Reproduce the listing below without any change.

━━━━━ STORED RECORDS ━━━━━

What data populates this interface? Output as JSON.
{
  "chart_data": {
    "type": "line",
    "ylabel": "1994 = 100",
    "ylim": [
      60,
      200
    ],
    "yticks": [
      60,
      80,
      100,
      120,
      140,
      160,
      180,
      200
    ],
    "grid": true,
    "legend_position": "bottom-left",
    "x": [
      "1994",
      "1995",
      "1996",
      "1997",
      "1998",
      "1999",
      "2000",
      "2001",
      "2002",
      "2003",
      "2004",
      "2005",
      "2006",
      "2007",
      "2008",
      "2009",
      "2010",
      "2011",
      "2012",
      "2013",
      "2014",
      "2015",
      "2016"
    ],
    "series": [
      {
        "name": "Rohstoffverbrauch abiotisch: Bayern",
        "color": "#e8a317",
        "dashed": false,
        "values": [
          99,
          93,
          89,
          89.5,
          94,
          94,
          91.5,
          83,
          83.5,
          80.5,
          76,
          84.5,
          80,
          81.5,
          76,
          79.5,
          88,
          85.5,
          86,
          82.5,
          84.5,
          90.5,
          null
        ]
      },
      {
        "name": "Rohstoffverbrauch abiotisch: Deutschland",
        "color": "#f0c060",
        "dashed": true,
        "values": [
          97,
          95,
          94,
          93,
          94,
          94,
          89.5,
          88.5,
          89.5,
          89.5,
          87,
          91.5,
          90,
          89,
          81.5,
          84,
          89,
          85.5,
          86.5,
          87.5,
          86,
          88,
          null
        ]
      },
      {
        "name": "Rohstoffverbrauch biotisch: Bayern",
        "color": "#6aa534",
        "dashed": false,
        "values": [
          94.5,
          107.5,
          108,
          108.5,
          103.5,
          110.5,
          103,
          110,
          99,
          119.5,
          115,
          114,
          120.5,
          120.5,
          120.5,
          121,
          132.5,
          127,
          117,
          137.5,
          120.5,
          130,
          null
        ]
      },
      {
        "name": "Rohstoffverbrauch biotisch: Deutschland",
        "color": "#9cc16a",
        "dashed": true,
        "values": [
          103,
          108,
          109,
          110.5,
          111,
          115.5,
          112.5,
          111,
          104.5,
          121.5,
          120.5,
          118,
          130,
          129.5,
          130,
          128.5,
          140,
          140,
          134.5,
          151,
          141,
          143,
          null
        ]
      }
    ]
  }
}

━━━━━

_TASK SOLUTION_
What data populates this interface? Output as JSON.
{
  "chart_data": {
    "type": "line",
    "ylabel": "1994 = 100",
    "ylim": [
      60,
      200
    ],
    "yticks": [
      60,
      80,
      100,
      120,
      140,
      160,
      180,
      200
    ],
    "grid": true,
    "legend_position": "bottom-left",
    "x": [
      "1994",
      "1995",
      "1996",
      "1997",
      "1998",
      "1999",
      "2000",
      "2001",
      "2002",
      "2003",
      "2004",
      "2005",
      "2006",
      "2007",
      "2008",
      "2009",
      "2010",
      "2011",
      "2012",
      "2013",
      "2014",
      "2015",
      "2016"
    ],
    "series": [
      {
        "name": "Rohstoffverbrauch abiotisch: Bayern",
        "color": "#e8a317",
        "dashed": false,
        "values": [
          99,
          93,
          89,
          89.5,
          94,
          94,
          91.5,
          83,
          83.5,
          80.5,
          76,
          84.5,
          80,
          81.5,
          76,
          79.5,
          88,
          85.5,
          86,
          82.5,
          84.5,
          90.5,
          null
        ]
      },
      {
        "name": "Rohstoffverbrauch abiotisch: Deutschland",
        "color": "#f0c060",
        "dashed": true,
        "values": [
          97,
          95,
          94,
          93,
          94,
          94,
          89.5,
          88.5,
          89.5,
          89.5,
          87,
          91.5,
          90,
          89,
          81.5,
          84,
          89,
          85.5,
          86.5,
          87.5,
          86,
          88,
          null
        ]
      },
      {
        "name": "Rohstoffverbrauch biotisch: Bayern",
        "color": "#6aa534",
        "dashed": false,
        "values": [
          94.5,
          107.5,
          108,
          108.5,
          103.5,
          110.5,
          103,
          110,
          99,
          119.5,
          115,
          114,
          120.5,
          120.5,
          120.5,
          121,
          132.5,
          127,
          117,
          137.5,
          120.5,
          130,
          null
        ]
      },
      {
        "name": "Rohstoffverbrauch biotisch: Deutschland",
        "color": "#9cc16a",
        "dashed": true,
        "values": [
          103,
          108,
          109,
          110.5,
          111,
          115.5,
          112.5,
          111,
          104.5,
          121.5,
          120.5,
          118,
          130,
          129.5,
          130,
          128.5,
          140,
          140,
          134.5,
          151,
          141,
          143,
          null
        ]
      }
    ]
  }
}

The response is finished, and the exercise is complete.